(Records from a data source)

------

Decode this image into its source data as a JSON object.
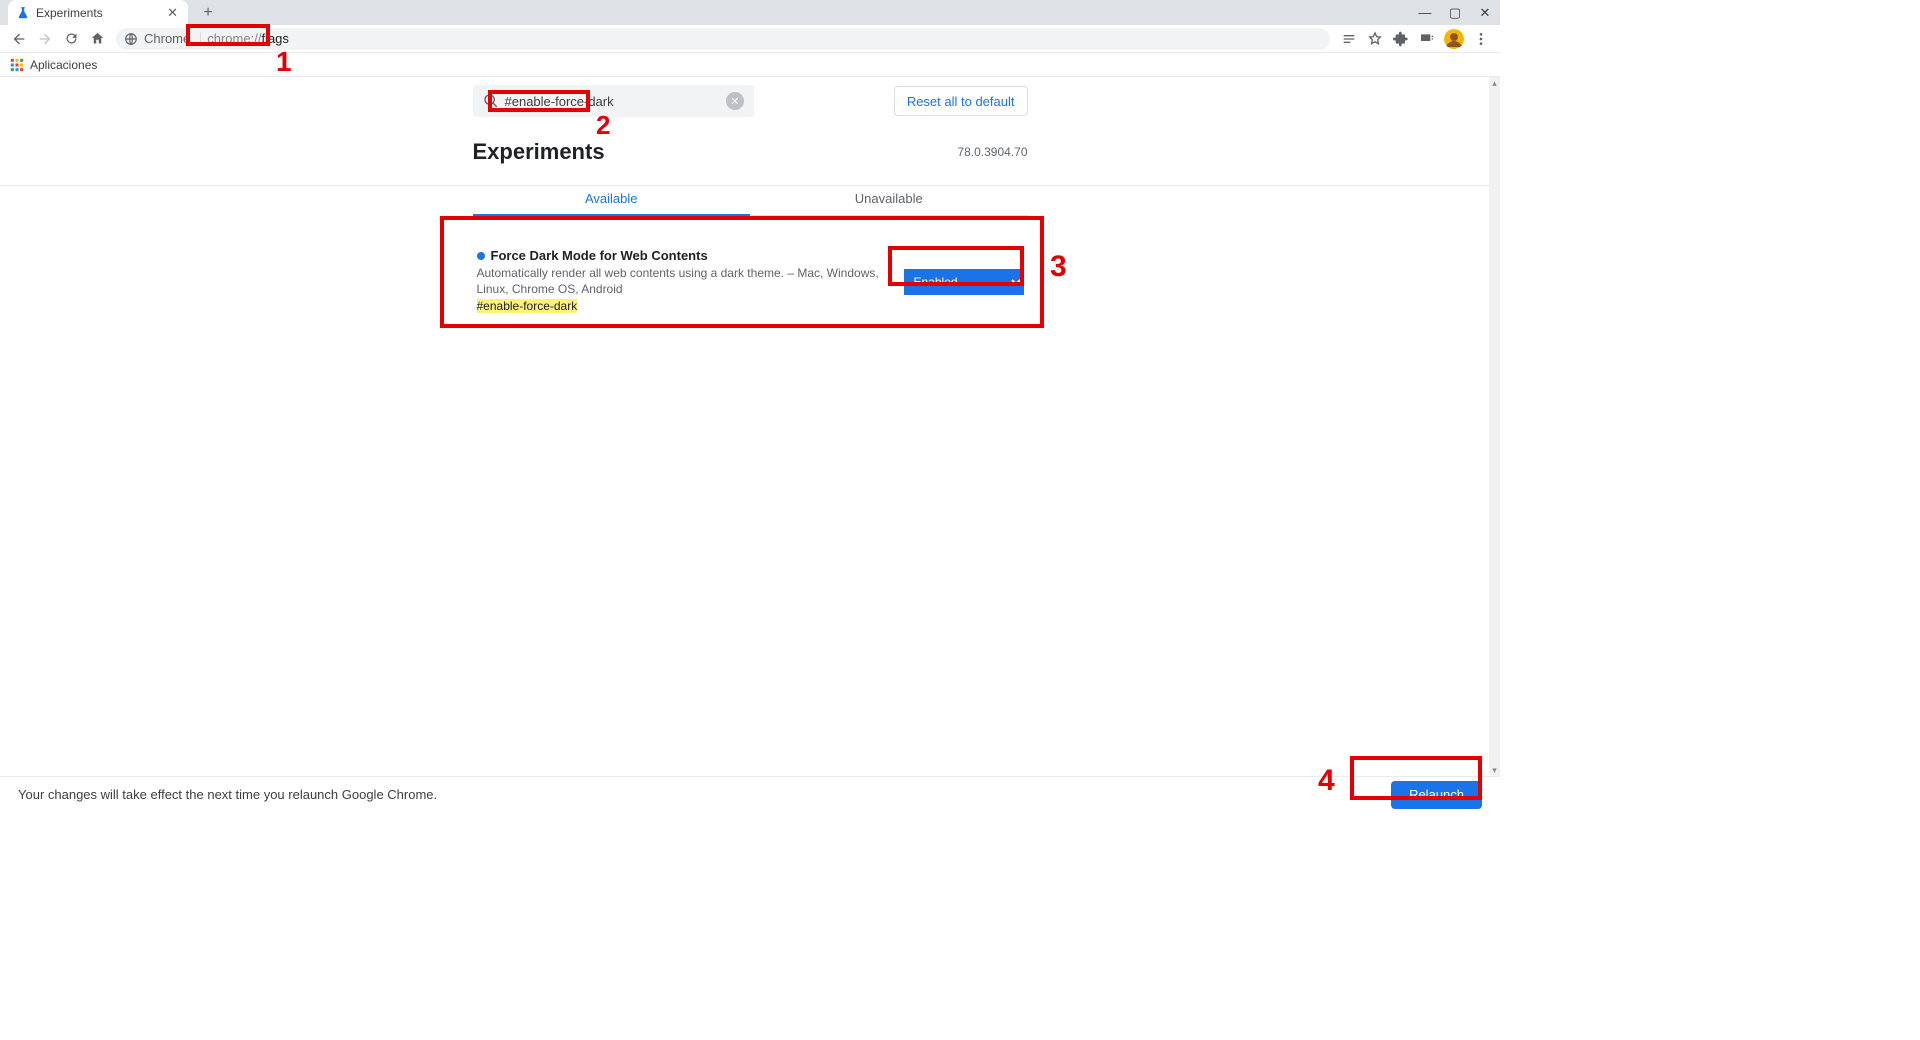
{
  "browser": {
    "tab_title": "Experiments",
    "omnibox_chip": "Chrome",
    "url_dim": "chrome://",
    "url_strong": "flags",
    "bookmarks_label": "Aplicaciones"
  },
  "page": {
    "search_query": "#enable-force-dark",
    "reset_button": "Reset all to default",
    "heading": "Experiments",
    "version": "78.0.3904.70",
    "tabs": {
      "available": "Available",
      "unavailable": "Unavailable"
    },
    "flag": {
      "title": "Force Dark Mode for Web Contents",
      "desc": "Automatically render all web contents using a dark theme. – Mac, Windows, Linux, Chrome OS, Android",
      "hash": "#enable-force-dark",
      "dropdown_value": "Enabled"
    }
  },
  "relaunch": {
    "message": "Your changes will take effect the next time you relaunch Google Chrome.",
    "button": "Relaunch"
  },
  "annotations": {
    "n1": "1",
    "n2": "2",
    "n3": "3",
    "n4": "4"
  }
}
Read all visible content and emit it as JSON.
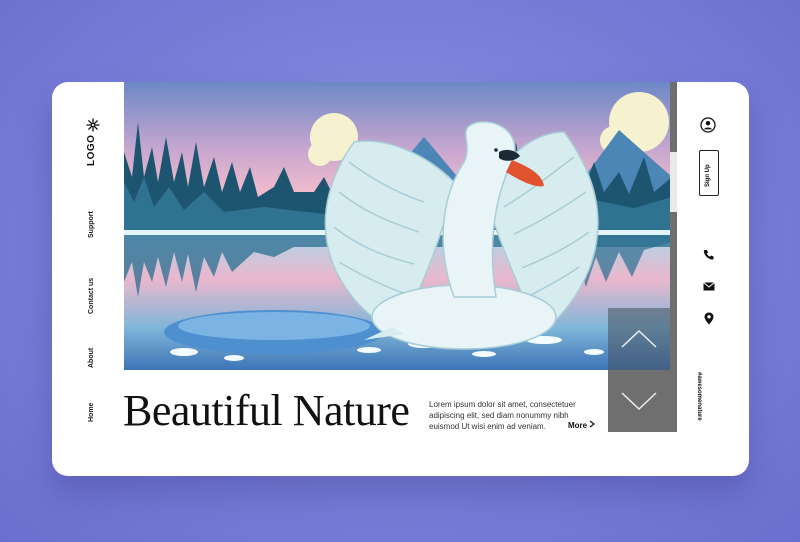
{
  "brand": {
    "logo_text": "LOGO"
  },
  "nav": {
    "items": [
      {
        "label": "Home"
      },
      {
        "label": "About"
      },
      {
        "label": "Contact us"
      },
      {
        "label": "Support"
      }
    ]
  },
  "hero": {
    "headline": "Beautiful Nature",
    "body": "Lorem ipsum dolor sit amet, consectetuer adipiscing elit, sed diam nonummy nibh euismod Ut wisi enim ad veniam.",
    "more_label": "More"
  },
  "account": {
    "signup_label": "Sign Up"
  },
  "social": {
    "handle": "#awesomenature"
  },
  "colors": {
    "background": "#7b82d9",
    "card": "#ffffff",
    "lake": "#7bc0dc",
    "sky_pink": "#f2b9c8",
    "swan": "#e8f4f6",
    "beak": "#e0532e",
    "nav_panel": "#6f6f6f"
  },
  "icons": [
    "snowflake-icon",
    "user-icon",
    "phone-icon",
    "mail-icon",
    "location-icon",
    "chevron-up-icon",
    "chevron-down-icon",
    "chevron-right-icon"
  ]
}
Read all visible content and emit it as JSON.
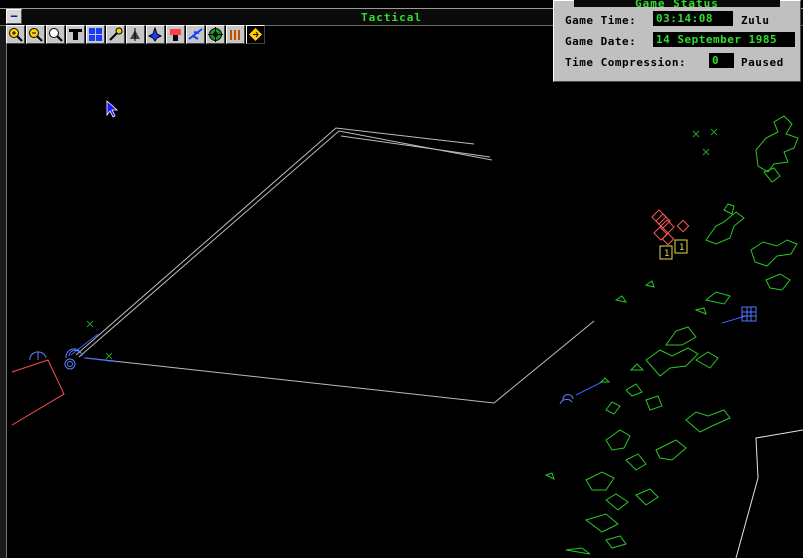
{
  "window": {
    "title": "Tactical",
    "system_button": "−"
  },
  "toolbar": {
    "buttons": [
      {
        "name": "zoom-in-icon"
      },
      {
        "name": "zoom-out-icon"
      },
      {
        "name": "magnify-icon"
      },
      {
        "name": "filter-icon"
      },
      {
        "name": "range-rings-icon"
      },
      {
        "name": "sensor-icon"
      },
      {
        "name": "radar-icon"
      },
      {
        "name": "unit-icon"
      },
      {
        "name": "weapon-icon"
      },
      {
        "name": "aircraft-icon"
      },
      {
        "name": "target-icon"
      },
      {
        "name": "missile-icon"
      },
      {
        "name": "goto-icon"
      }
    ]
  },
  "game_status": {
    "title": "Game Status",
    "time_label": "Game Time:",
    "time_value": "03:14:08",
    "time_zone": "Zulu",
    "date_label": "Game Date:",
    "date_value": "14 September 1985",
    "compression_label": "Time Compression:",
    "compression_value": "0",
    "state": "Paused"
  },
  "map": {
    "unit_markers": [
      "1",
      "1"
    ],
    "colors": {
      "coast": "#28c828",
      "track": "#bcbcbc",
      "friendly": "#4f78ff",
      "hostile": "#ff5050",
      "unknown": "#e6dc3c",
      "contact": "#1fa01f"
    }
  }
}
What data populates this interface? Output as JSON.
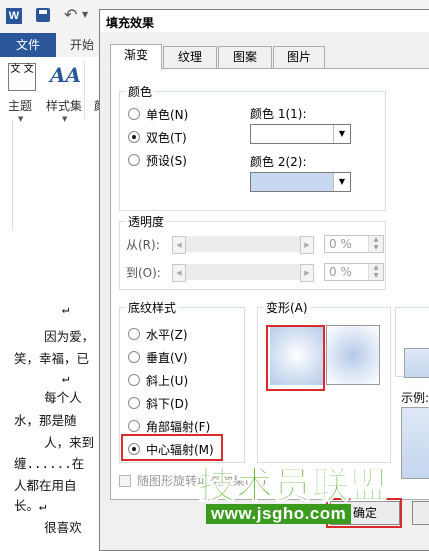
{
  "word": {
    "logo": "W",
    "tab_file": "文件",
    "tab_start": "开始",
    "ribbon": {
      "theme_label": "主题",
      "styles_label": "样式集",
      "extra_label": "颜",
      "theme_icon_text": "文 文"
    },
    "doc_lines": [
      "↵",
      "    因为爱，",
      "笑，幸福，已",
      "↵",
      "    每个人",
      "水，那是随",
      "    人，来到",
      "缠......在",
      "人都在用自",
      "长。↵",
      "    很喜欢"
    ]
  },
  "dialog": {
    "title": "填充效果",
    "tabs": [
      "渐变",
      "纹理",
      "图案",
      "图片"
    ],
    "active_tab": 0,
    "colors_group": {
      "label": "颜色",
      "options": [
        {
          "label": "单色(N)",
          "checked": false
        },
        {
          "label": "双色(T)",
          "checked": true
        },
        {
          "label": "预设(S)",
          "checked": false
        }
      ],
      "color1_label": "颜色 1(1):",
      "color1_value": "#ffffff",
      "color2_label": "颜色 2(2):",
      "color2_value": "#c8d8f0"
    },
    "transparency_group": {
      "label": "透明度",
      "from_label": "从(R):",
      "from_value": "0 %",
      "to_label": "到(O):",
      "to_value": "0 %"
    },
    "shading_group": {
      "label": "底纹样式",
      "options": [
        {
          "label": "水平(Z)",
          "checked": false
        },
        {
          "label": "垂直(V)",
          "checked": false
        },
        {
          "label": "斜上(U)",
          "checked": false
        },
        {
          "label": "斜下(D)",
          "checked": false
        },
        {
          "label": "角部辐射(F)",
          "checked": false
        },
        {
          "label": "中心辐射(M)",
          "checked": true
        }
      ]
    },
    "variants_group": {
      "label": "变形(A)"
    },
    "sample_label": "示例:",
    "rotate_checkbox_label": "随图形旋转填充效果(W)",
    "rotate_checked": false,
    "ok_label": "确定"
  },
  "watermark": {
    "main": "技术员联盟",
    "url": "www.jsgho.com"
  },
  "colors": {
    "word_blue": "#2b579a",
    "highlight_red": "#d92b2b",
    "watermark_green": "#4caf24"
  }
}
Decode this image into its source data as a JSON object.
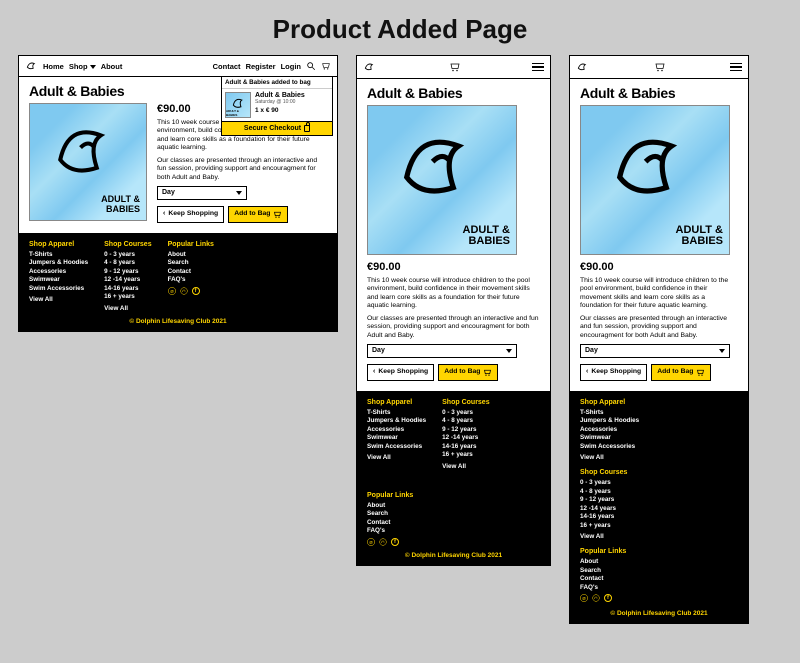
{
  "page_heading": "Product Added Page",
  "nav": {
    "home": "Home",
    "shop": "Shop",
    "about": "About",
    "contact": "Contact",
    "register": "Register",
    "login": "Login"
  },
  "product": {
    "title": "Adult & Babies",
    "price": "€90.00",
    "img_label_line1": "ADULT &",
    "img_label_line2": "BABIES",
    "desc1": "This 10 week course will introduce children to the pool environment, build confidence in their movement skills and learn core skills as a foundation for their future aquatic learning.",
    "desc2": "Our classes are presented through an interactive and fun session, providing support and encouragment for both Adult and Baby.",
    "day_label": "Day",
    "keep_shopping": "Keep Shopping",
    "add_to_bag": "Add to Bag"
  },
  "toast": {
    "header": "Adult & Babies added to bag",
    "name": "Adult & Babies",
    "sub": "Saturday @ 10:00",
    "qty": "1 x € 90",
    "checkout": "Secure Checkout",
    "thumb_label": "ADULT & BABIES"
  },
  "footer": {
    "apparel_h": "Shop Apparel",
    "apparel": [
      "T-Shirts",
      "Jumpers & Hoodies",
      "Accessories",
      "Swimwear",
      "Swim Accessories"
    ],
    "courses_h": "Shop Courses",
    "courses": [
      "0 - 3 years",
      "4 - 8 years",
      "9 - 12 years",
      "12 -14 years",
      "14-16 years",
      "16 + years"
    ],
    "links_h": "Popular Links",
    "links": [
      "About",
      "Search",
      "Contact",
      "FAQ's"
    ],
    "view_all": "View All",
    "copy": "© Dolphin Lifesaving Club 2021"
  }
}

------

- _Given exercise_: Exclude the pictures. Write out the remaining data exactly.

- _Task solution_:
Decode this image into its source data as a JSON object.
{
  "browser": {
    "tab_title": "Experiments",
    "omnibox_chip": "Chrome",
    "url_dim": "chrome://",
    "url_strong": "flags",
    "bookmarks_label": "Aplicaciones"
  },
  "page": {
    "search_query": "#enable-force-dark",
    "reset_button": "Reset all to default",
    "heading": "Experiments",
    "version": "78.0.3904.70",
    "tabs": {
      "available": "Available",
      "unavailable": "Unavailable"
    },
    "flag": {
      "title": "Force Dark Mode for Web Contents",
      "desc": "Automatically render all web contents using a dark theme. – Mac, Windows, Linux, Chrome OS, Android",
      "hash": "#enable-force-dark",
      "dropdown_value": "Enabled"
    }
  },
  "relaunch": {
    "message": "Your changes will take effect the next time you relaunch Google Chrome.",
    "button": "Relaunch"
  },
  "annotations": {
    "n1": "1",
    "n2": "2",
    "n3": "3",
    "n4": "4"
  }
}
Read all visible content and emit it as JSON.
{
  "brand": {
    "logo_text": "LOGO"
  },
  "nav": {
    "items": [
      {
        "label": "Home"
      },
      {
        "label": "About"
      },
      {
        "label": "Contact us"
      },
      {
        "label": "Support"
      }
    ]
  },
  "hero": {
    "headline": "Beautiful Nature",
    "body": "Lorem ipsum dolor sit amet, consectetuer adipiscing elit, sed diam nonummy nibh euismod Ut wisi enim ad veniam.",
    "more_label": "More"
  },
  "account": {
    "signup_label": "Sign Up"
  },
  "social": {
    "handle": "#awesomenature"
  },
  "colors": {
    "background": "#7b82d9",
    "card": "#ffffff",
    "lake": "#7bc0dc",
    "sky_pink": "#f2b9c8",
    "swan": "#e8f4f6",
    "beak": "#e0532e",
    "nav_panel": "#6f6f6f"
  },
  "icons": [
    "snowflake-icon",
    "user-icon",
    "phone-icon",
    "mail-icon",
    "location-icon",
    "chevron-up-icon",
    "chevron-down-icon",
    "chevron-right-icon"
  ]
}
Read all visible content and emit it as JSON.
{
  "window": {
    "title": "Tactical",
    "system_button": "−"
  },
  "toolbar": {
    "buttons": [
      {
        "name": "zoom-in-icon"
      },
      {
        "name": "zoom-out-icon"
      },
      {
        "name": "magnify-icon"
      },
      {
        "name": "filter-icon"
      },
      {
        "name": "range-rings-icon"
      },
      {
        "name": "sensor-icon"
      },
      {
        "name": "radar-icon"
      },
      {
        "name": "unit-icon"
      },
      {
        "name": "weapon-icon"
      },
      {
        "name": "aircraft-icon"
      },
      {
        "name": "target-icon"
      },
      {
        "name": "missile-icon"
      },
      {
        "name": "goto-icon"
      }
    ]
  },
  "game_status": {
    "title": "Game Status",
    "time_label": "Game Time:",
    "time_value": "03:14:08",
    "time_zone": "Zulu",
    "date_label": "Game Date:",
    "date_value": "14 September 1985",
    "compression_label": "Time Compression:",
    "compression_value": "0",
    "state": "Paused"
  },
  "map": {
    "unit_markers": [
      "1",
      "1"
    ],
    "colors": {
      "coast": "#28c828",
      "track": "#bcbcbc",
      "friendly": "#4f78ff",
      "hostile": "#ff5050",
      "unknown": "#e6dc3c",
      "contact": "#1fa01f"
    }
  }
}
What data populates this interface? Output as JSON.
{
  "word": {
    "logo": "W",
    "tab_file": "文件",
    "tab_start": "开始",
    "ribbon": {
      "theme_label": "主题",
      "styles_label": "样式集",
      "extra_label": "颜",
      "theme_icon_text": "文 文"
    },
    "doc_lines": [
      "↵",
      "    因为爱，",
      "笑，幸福，已",
      "↵",
      "    每个人",
      "水，那是随",
      "    人，来到",
      "缠......在",
      "人都在用自",
      "长。↵",
      "    很喜欢"
    ]
  },
  "dialog": {
    "title": "填充效果",
    "tabs": [
      "渐变",
      "纹理",
      "图案",
      "图片"
    ],
    "active_tab": 0,
    "colors_group": {
      "label": "颜色",
      "options": [
        {
          "label": "单色(N)",
          "checked": false
        },
        {
          "label": "双色(T)",
          "checked": true
        },
        {
          "label": "预设(S)",
          "checked": false
        }
      ],
      "color1_label": "颜色 1(1):",
      "color1_value": "#ffffff",
      "color2_label": "颜色 2(2):",
      "color2_value": "#c8d8f0"
    },
    "transparency_group": {
      "label": "透明度",
      "from_label": "从(R):",
      "from_value": "0 %",
      "to_label": "到(O):",
      "to_value": "0 %"
    },
    "shading_group": {
      "label": "底纹样式",
      "options": [
        {
          "label": "水平(Z)",
          "checked": false
        },
        {
          "label": "垂直(V)",
          "checked": false
        },
        {
          "label": "斜上(U)",
          "checked": false
        },
        {
          "label": "斜下(D)",
          "checked": false
        },
        {
          "label": "角部辐射(F)",
          "checked": false
        },
        {
          "label": "中心辐射(M)",
          "checked": true
        }
      ]
    },
    "variants_group": {
      "label": "变形(A)"
    },
    "sample_label": "示例:",
    "rotate_checkbox_label": "随图形旋转填充效果(W)",
    "rotate_checked": false,
    "ok_label": "确定"
  },
  "watermark": {
    "main": "技术员联盟",
    "url": "www.jsgho.com"
  },
  "colors": {
    "word_blue": "#2b579a",
    "highlight_red": "#d92b2b",
    "watermark_green": "#4caf24"
  }
}
Decode this image into its source data as a JSON object.
{
  "page_heading": "Product Added Page",
  "nav": {
    "home": "Home",
    "shop": "Shop",
    "about": "About",
    "contact": "Contact",
    "register": "Register",
    "login": "Login"
  },
  "product": {
    "title": "Adult & Babies",
    "price": "€90.00",
    "img_label_line1": "ADULT &",
    "img_label_line2": "BABIES",
    "desc1": "This 10 week course will introduce children to the pool environment, build confidence in their movement skills and learn core skills as a foundation for their future aquatic learning.",
    "desc2": "Our classes are presented through an interactive and fun session, providing support and encouragment for both Adult and Baby.",
    "day_label": "Day",
    "keep_shopping": "Keep Shopping",
    "add_to_bag": "Add to Bag"
  },
  "toast": {
    "header": "Adult & Babies added to bag",
    "name": "Adult & Babies",
    "sub": "Saturday @ 10:00",
    "qty": "1 x € 90",
    "checkout": "Secure Checkout",
    "thumb_label": "ADULT & BABIES"
  },
  "footer": {
    "apparel_h": "Shop Apparel",
    "apparel": [
      "T-Shirts",
      "Jumpers & Hoodies",
      "Accessories",
      "Swimwear",
      "Swim Accessories"
    ],
    "courses_h": "Shop Courses",
    "courses": [
      "0 - 3 years",
      "4 - 8 years",
      "9 - 12 years",
      "12 -14 years",
      "14-16 years",
      "16 + years"
    ],
    "links_h": "Popular Links",
    "links": [
      "About",
      "Search",
      "Contact",
      "FAQ's"
    ],
    "view_all": "View All",
    "copy": "© Dolphin Lifesaving Club 2021"
  }
}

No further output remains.